* _Figure data in JSON_:
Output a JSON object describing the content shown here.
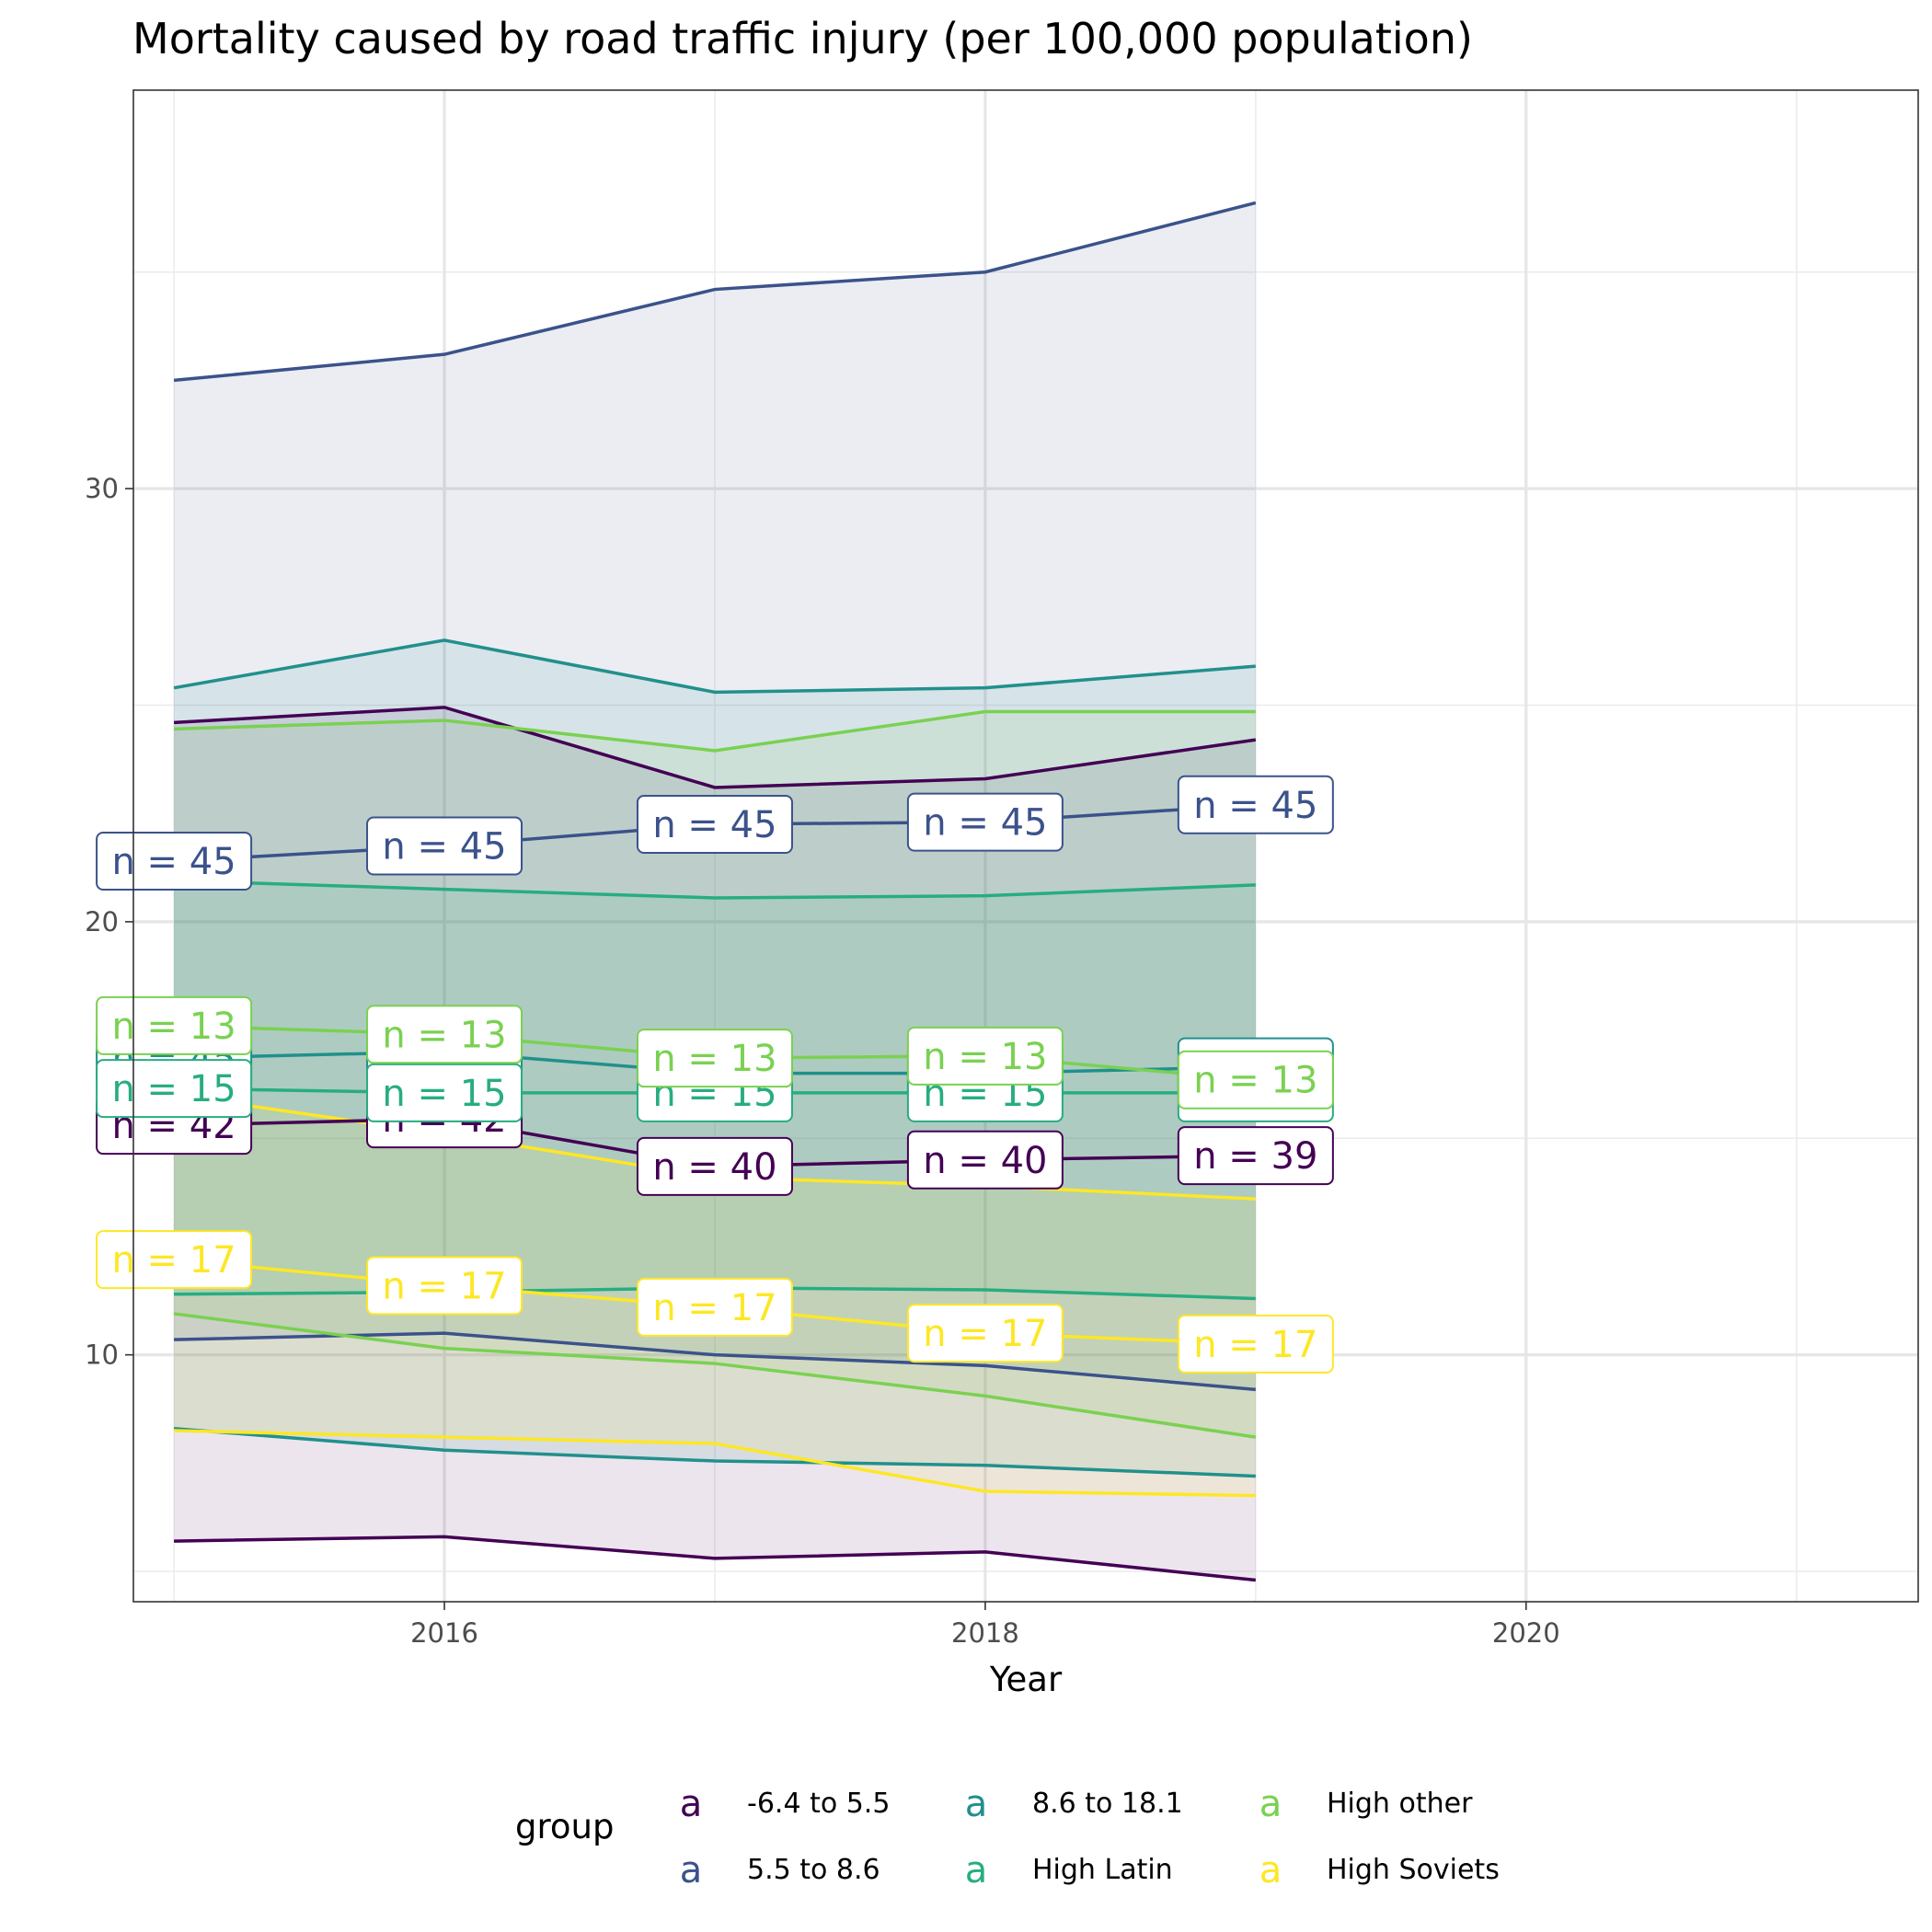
{
  "chart_data": {
    "type": "area",
    "title": "Mortality caused by road traffic injury (per 100,000 population)",
    "xlabel": "Year",
    "ylabel": "",
    "xlim": [
      2014.85,
      2021.45
    ],
    "ylim": [
      4.3,
      39.2
    ],
    "x_ticks": [
      2016,
      2018,
      2020
    ],
    "y_ticks": [
      10,
      20,
      30
    ],
    "x_tick_labels": [
      "2016",
      "2018",
      "2020"
    ],
    "y_tick_labels": [
      "10",
      "20",
      "30"
    ],
    "grid": true,
    "legend": {
      "title": "group",
      "position": "bottom",
      "key_glyph": "a",
      "entries": [
        "-6.4 to 5.5",
        "8.6 to 18.1",
        "High other",
        "5.5 to 8.6",
        "High Latin",
        "High Soviets"
      ]
    },
    "x": [
      2015,
      2016,
      2017,
      2018,
      2019
    ],
    "series": [
      {
        "name": "-6.4 to 5.5",
        "color": "#440154",
        "mean": [
          15.3,
          15.45,
          14.35,
          14.5,
          14.6
        ],
        "lower": [
          5.7,
          5.8,
          5.3,
          5.45,
          4.8
        ],
        "upper": [
          24.6,
          24.95,
          23.1,
          23.3,
          24.2
        ],
        "n_labels": [
          "n = 42",
          "n = 42",
          "n = 40",
          "n = 40",
          "n = 39"
        ]
      },
      {
        "name": "5.5 to 8.6",
        "color": "#3B528B",
        "mean": [
          21.4,
          21.75,
          22.25,
          22.3,
          22.7
        ],
        "lower": [
          10.35,
          10.5,
          10.0,
          9.75,
          9.2
        ],
        "upper": [
          32.5,
          33.1,
          34.6,
          35.0,
          36.6
        ],
        "n_labels": [
          "n = 45",
          "n = 45",
          "n = 45",
          "n = 45",
          "n = 45"
        ]
      },
      {
        "name": "8.6 to 18.1",
        "color": "#21908C",
        "mean": [
          16.85,
          17.0,
          16.5,
          16.5,
          16.65
        ],
        "lower": [
          8.3,
          7.8,
          7.55,
          7.45,
          7.2
        ],
        "upper": [
          25.4,
          26.5,
          25.3,
          25.4,
          25.9
        ],
        "n_labels": [
          "n = 45",
          "n = 45",
          "n = 45",
          "n = 45",
          "n = 45"
        ]
      },
      {
        "name": "High Latin",
        "color": "#27AD81",
        "mean": [
          16.15,
          16.05,
          16.05,
          16.05,
          16.05
        ],
        "lower": [
          11.4,
          11.45,
          11.55,
          11.5,
          11.3
        ],
        "upper": [
          20.95,
          20.75,
          20.55,
          20.6,
          20.85
        ],
        "n_labels": [
          "n = 15",
          "n = 15",
          "n = 15",
          "n = 15",
          "n = 15"
        ]
      },
      {
        "name": "High other",
        "color": "#7AD151",
        "mean": [
          17.6,
          17.4,
          16.85,
          16.9,
          16.35
        ],
        "lower": [
          10.95,
          10.15,
          9.8,
          9.05,
          8.1
        ],
        "upper": [
          24.45,
          24.65,
          23.95,
          24.85,
          24.85
        ],
        "n_labels": [
          "n = 13",
          "n = 13",
          "n = 13",
          "n = 13",
          "n = 13"
        ]
      },
      {
        "name": "High Soviets",
        "color": "#FDE725",
        "mean": [
          12.2,
          11.6,
          11.1,
          10.5,
          10.25
        ],
        "lower": [
          8.25,
          8.1,
          7.95,
          6.85,
          6.75
        ],
        "upper": [
          16.0,
          15.1,
          14.1,
          13.9,
          13.6
        ],
        "n_labels": [
          "n = 17",
          "n = 17",
          "n = 17",
          "n = 17",
          "n = 17"
        ]
      }
    ]
  }
}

* _EXERCISE AIM_: Return all lines of the material above in which the word "High" occurs.

* _CORRECT RESULT_:
        "High other",
        "High Latin",
        "High Soviets"
        "name": "High Latin",
        "name": "High other",
        "name": "High Soviets",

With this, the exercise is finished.